Dataset records:
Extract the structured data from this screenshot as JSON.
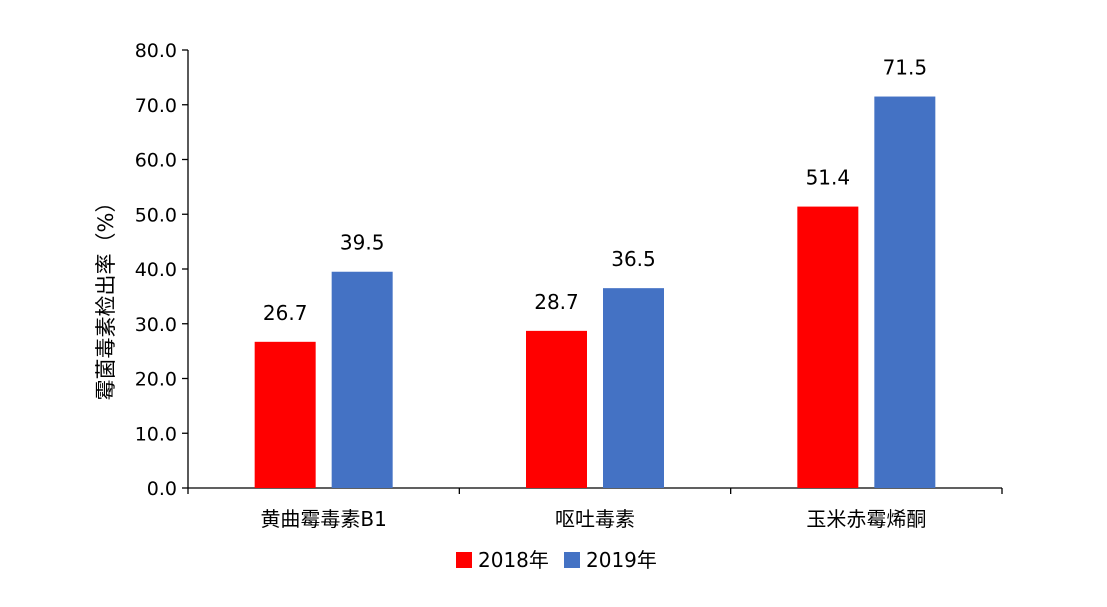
{
  "chart_data": {
    "type": "bar",
    "categories": [
      "黄曲霉毒素B1",
      "呕吐毒素",
      "玉米赤霉烯酮"
    ],
    "series": [
      {
        "name": "2018年",
        "color": "#ff0000",
        "values": [
          26.7,
          28.7,
          51.4
        ]
      },
      {
        "name": "2019年",
        "color": "#4472c4",
        "values": [
          39.5,
          36.5,
          71.5
        ]
      }
    ],
    "data_labels": [
      [
        "26.7",
        "28.7",
        "51.4"
      ],
      [
        "39.5",
        "36.5",
        "71.5"
      ]
    ],
    "xlabel": "",
    "ylabel": "霉菌毒素检出率（%）",
    "ylim": [
      0,
      80
    ],
    "yticks": [
      "0.0",
      "10.0",
      "20.0",
      "30.0",
      "40.0",
      "50.0",
      "60.0",
      "70.0",
      "80.0"
    ],
    "grid": false,
    "legend_position": "bottom-center"
  }
}
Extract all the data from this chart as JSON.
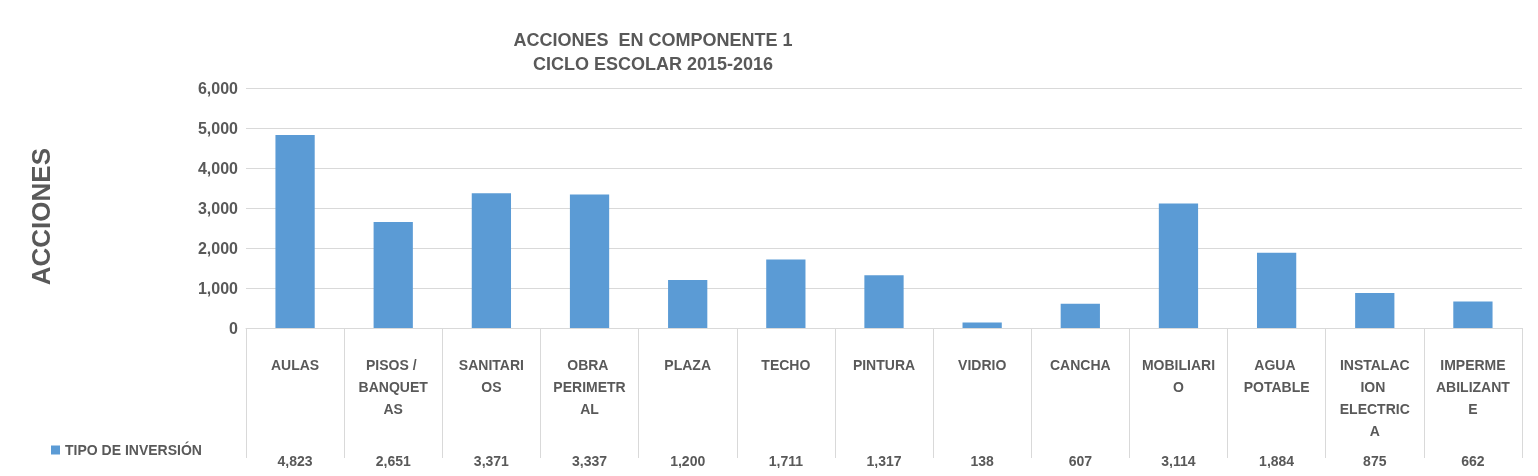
{
  "chart_data": {
    "type": "bar",
    "title": "ACCIONES  EN COMPONENTE 1",
    "subtitle": "CICLO ESCOLAR 2015-2016",
    "annotations": [
      "ACCIONES"
    ],
    "categories": [
      "AULAS",
      "PISOS / BANQUETAS",
      "SANITARIOS",
      "OBRA PERIMETRAL",
      "PLAZA",
      "TECHO",
      "PINTURA",
      "VIDRIO",
      "CANCHA",
      "MOBILIARIO",
      "AGUA POTABLE",
      "INSTALACION ELECTRICA",
      "IMPERMEABILIZANTE"
    ],
    "series": [
      {
        "name": "TIPO DE INVERSIÓN",
        "color": "#5b9bd5",
        "values": [
          4823,
          2651,
          3371,
          3337,
          1200,
          1711,
          1317,
          138,
          607,
          3114,
          1884,
          875,
          662
        ],
        "value_labels": [
          "4,823",
          "2,651",
          "3,371",
          "3,337",
          "1,200",
          "1,711",
          "1,317",
          "138",
          "607",
          "3,114",
          "1,884",
          "875",
          "662"
        ]
      }
    ],
    "ylim": [
      0,
      6000
    ],
    "yticks": [
      0,
      {
        "value": 1000,
        "label": "1,000"
      },
      {
        "value": 2000,
        "label": "2,000"
      },
      {
        "value": 3000,
        "label": "3,000"
      },
      {
        "value": 4000,
        "label": "4,000"
      },
      {
        "value": 5000,
        "label": "5,000"
      },
      {
        "value": 6000,
        "label": "6,000"
      }
    ],
    "grid": "y",
    "legend": "bottom left"
  }
}
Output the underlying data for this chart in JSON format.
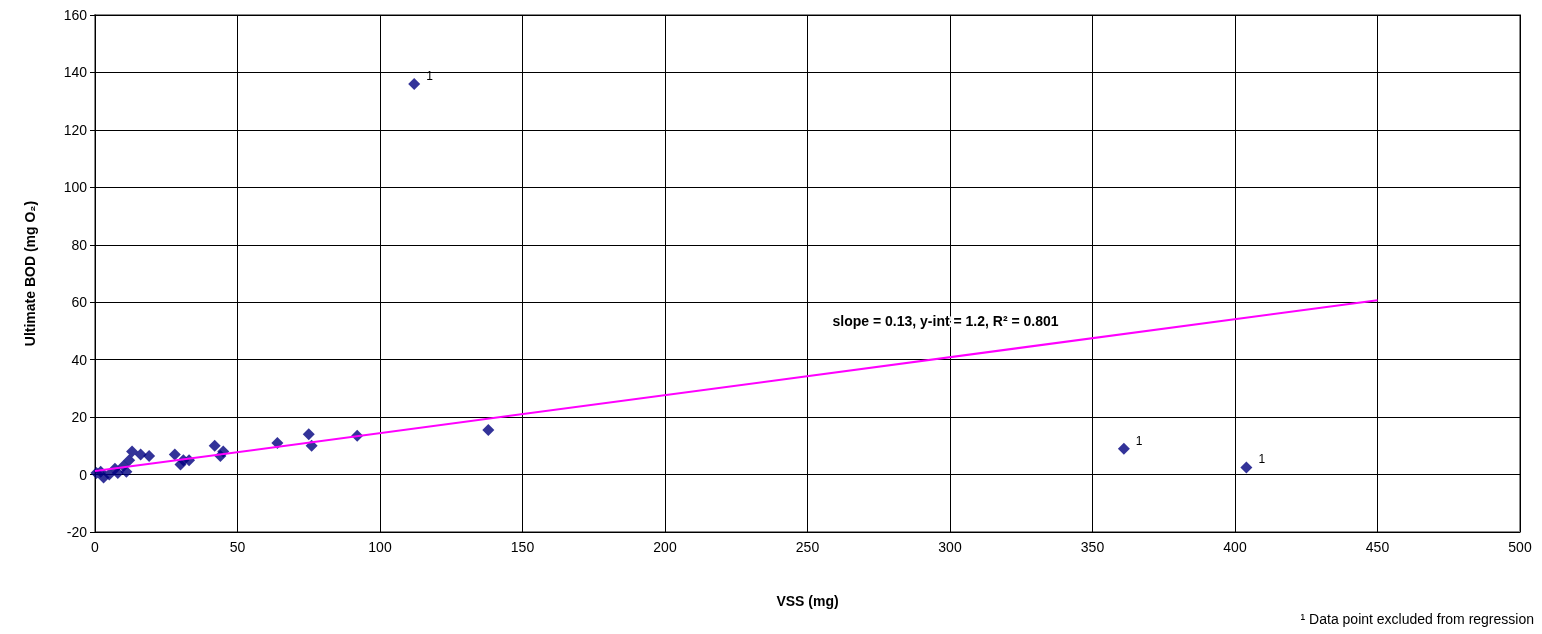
{
  "chart_data": {
    "type": "scatter",
    "xlabel": "VSS (mg)",
    "ylabel": "Ultimate BOD (mg O₂)",
    "xlim": [
      0,
      500
    ],
    "xticks": [
      0,
      50,
      100,
      150,
      200,
      250,
      300,
      350,
      400,
      450,
      500
    ],
    "ylim": [
      -20,
      160
    ],
    "yticks": [
      -20,
      0,
      20,
      40,
      60,
      80,
      100,
      120,
      140,
      160
    ],
    "grid": true,
    "marker": "diamond",
    "series": [
      {
        "color": "#000080",
        "x": [
          0.5,
          2,
          3,
          5,
          7,
          8,
          10,
          11,
          12,
          13,
          16,
          19,
          28,
          30,
          31,
          33,
          42,
          44,
          45,
          64,
          75,
          76,
          92,
          138,
          112,
          361,
          404
        ],
        "values": [
          0.5,
          1,
          -1,
          0,
          2,
          0.5,
          3,
          1,
          5,
          8,
          7,
          6.5,
          7,
          3.5,
          5,
          5,
          10,
          6.5,
          8,
          11,
          14,
          10,
          13.5,
          15.5,
          136,
          9,
          2.5
        ]
      },
      {
        "type": "line",
        "color": "#ff00ff",
        "marker": "none",
        "x": [
          0,
          450
        ],
        "values": [
          1.2,
          60.7
        ]
      }
    ],
    "annotations": [
      "slope = 0.13, y-int = 1.2, R² = 0.801",
      {
        "text": "1",
        "x": 112,
        "y": 136
      },
      {
        "text": "1",
        "x": 361,
        "y": 9
      },
      {
        "text": "1",
        "x": 404,
        "y": 2.5
      },
      "¹ Data point excluded from regression"
    ]
  }
}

• [What is being asked]:
In the entries above, identify each line that includes the string "bottom", then copy it.

• [Answer to this exercise]:
    "legend_position": "bottom-center"
    "legend": "bottom left"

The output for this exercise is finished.